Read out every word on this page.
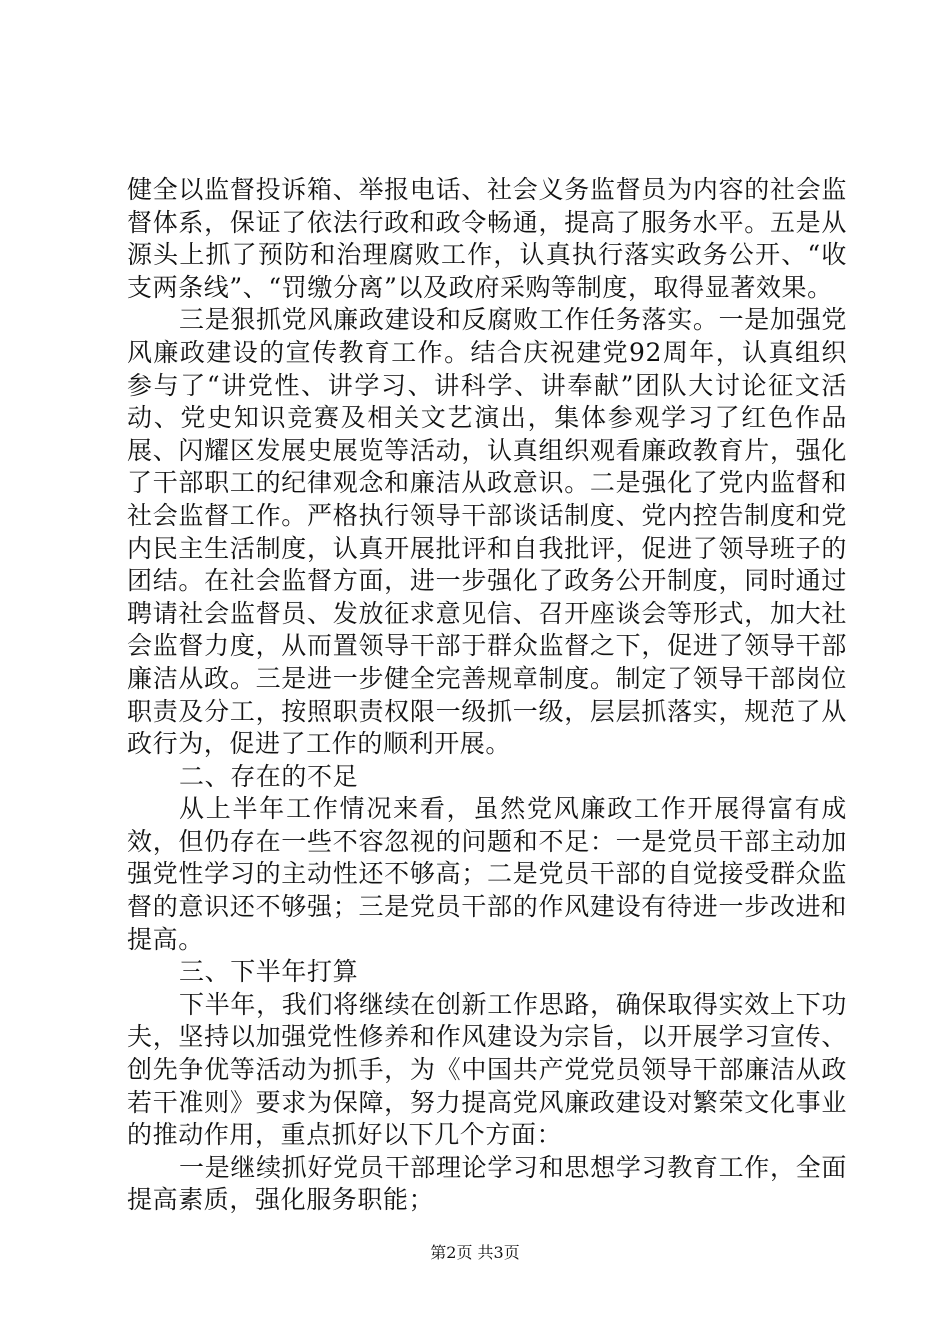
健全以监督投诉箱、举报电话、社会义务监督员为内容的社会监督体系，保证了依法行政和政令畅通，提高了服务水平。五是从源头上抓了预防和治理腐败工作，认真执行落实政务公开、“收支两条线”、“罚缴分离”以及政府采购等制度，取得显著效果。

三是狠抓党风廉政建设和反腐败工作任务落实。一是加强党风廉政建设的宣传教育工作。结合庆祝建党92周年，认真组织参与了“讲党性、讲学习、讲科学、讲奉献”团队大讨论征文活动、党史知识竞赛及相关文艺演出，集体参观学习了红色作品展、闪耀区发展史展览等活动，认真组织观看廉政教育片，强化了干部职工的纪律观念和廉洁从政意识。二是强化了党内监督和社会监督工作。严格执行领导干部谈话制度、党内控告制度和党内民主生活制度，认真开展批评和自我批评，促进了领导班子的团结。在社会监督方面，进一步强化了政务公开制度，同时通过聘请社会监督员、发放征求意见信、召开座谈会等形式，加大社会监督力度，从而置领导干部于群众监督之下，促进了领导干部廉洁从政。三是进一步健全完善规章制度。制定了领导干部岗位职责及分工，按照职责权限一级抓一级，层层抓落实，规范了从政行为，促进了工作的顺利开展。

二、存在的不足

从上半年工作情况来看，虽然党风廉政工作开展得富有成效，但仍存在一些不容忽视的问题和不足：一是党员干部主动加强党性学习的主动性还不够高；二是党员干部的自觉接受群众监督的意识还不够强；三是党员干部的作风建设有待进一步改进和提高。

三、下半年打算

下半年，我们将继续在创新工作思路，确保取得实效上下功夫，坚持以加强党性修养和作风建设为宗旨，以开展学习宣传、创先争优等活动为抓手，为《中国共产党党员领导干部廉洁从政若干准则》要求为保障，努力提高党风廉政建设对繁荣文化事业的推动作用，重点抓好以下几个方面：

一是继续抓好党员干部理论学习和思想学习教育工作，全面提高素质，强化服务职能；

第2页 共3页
★ ★ ★ ★ ★
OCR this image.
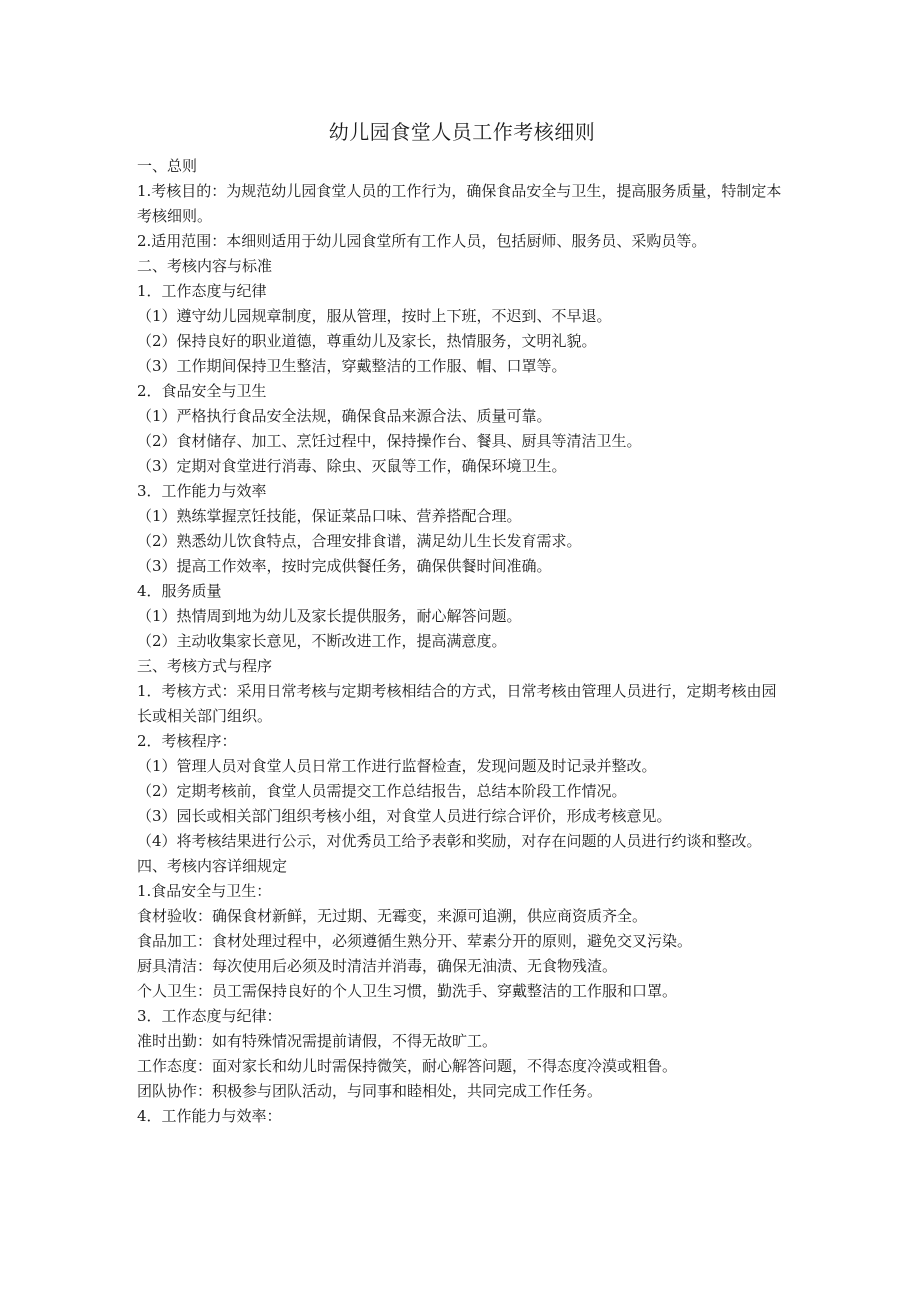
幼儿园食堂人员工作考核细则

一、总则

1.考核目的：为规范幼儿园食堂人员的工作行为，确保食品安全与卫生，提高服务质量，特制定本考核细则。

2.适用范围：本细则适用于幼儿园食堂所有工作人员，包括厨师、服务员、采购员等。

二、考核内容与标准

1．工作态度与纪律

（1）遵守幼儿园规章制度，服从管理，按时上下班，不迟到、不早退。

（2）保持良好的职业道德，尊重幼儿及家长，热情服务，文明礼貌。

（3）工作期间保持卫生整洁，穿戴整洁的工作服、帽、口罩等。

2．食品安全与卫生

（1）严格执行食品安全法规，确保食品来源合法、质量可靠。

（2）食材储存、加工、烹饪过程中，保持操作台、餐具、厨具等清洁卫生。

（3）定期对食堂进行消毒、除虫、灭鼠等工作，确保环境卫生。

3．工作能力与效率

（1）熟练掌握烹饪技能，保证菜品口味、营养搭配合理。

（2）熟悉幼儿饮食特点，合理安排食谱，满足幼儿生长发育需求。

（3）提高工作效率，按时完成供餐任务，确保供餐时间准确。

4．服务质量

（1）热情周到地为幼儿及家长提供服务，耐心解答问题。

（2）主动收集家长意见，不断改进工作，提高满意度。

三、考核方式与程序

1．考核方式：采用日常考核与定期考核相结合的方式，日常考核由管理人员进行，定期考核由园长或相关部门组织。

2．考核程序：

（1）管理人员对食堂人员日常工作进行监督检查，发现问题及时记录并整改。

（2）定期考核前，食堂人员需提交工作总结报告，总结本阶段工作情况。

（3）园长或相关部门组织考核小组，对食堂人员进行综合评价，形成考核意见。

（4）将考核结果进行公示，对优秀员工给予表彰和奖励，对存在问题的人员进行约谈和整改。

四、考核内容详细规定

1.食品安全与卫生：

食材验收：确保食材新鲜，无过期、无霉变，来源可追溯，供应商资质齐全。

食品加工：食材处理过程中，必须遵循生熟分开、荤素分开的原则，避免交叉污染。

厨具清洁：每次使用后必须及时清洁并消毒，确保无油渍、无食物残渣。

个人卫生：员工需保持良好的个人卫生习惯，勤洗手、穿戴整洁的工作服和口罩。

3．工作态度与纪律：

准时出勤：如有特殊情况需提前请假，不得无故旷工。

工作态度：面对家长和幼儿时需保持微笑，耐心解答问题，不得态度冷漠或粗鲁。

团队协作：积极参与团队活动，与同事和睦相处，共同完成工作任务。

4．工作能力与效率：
★ ★ ★ ★ ★
(Directions):
Look through the data above. Copy every line with the string "耐心解答问题" in it.

(Exercise response):
（1）热情周到地为幼儿及家长提供服务，耐心解答问题。
工作态度：面对家长和幼儿时需保持微笑，耐心解答问题，不得态度冷漠或粗鲁。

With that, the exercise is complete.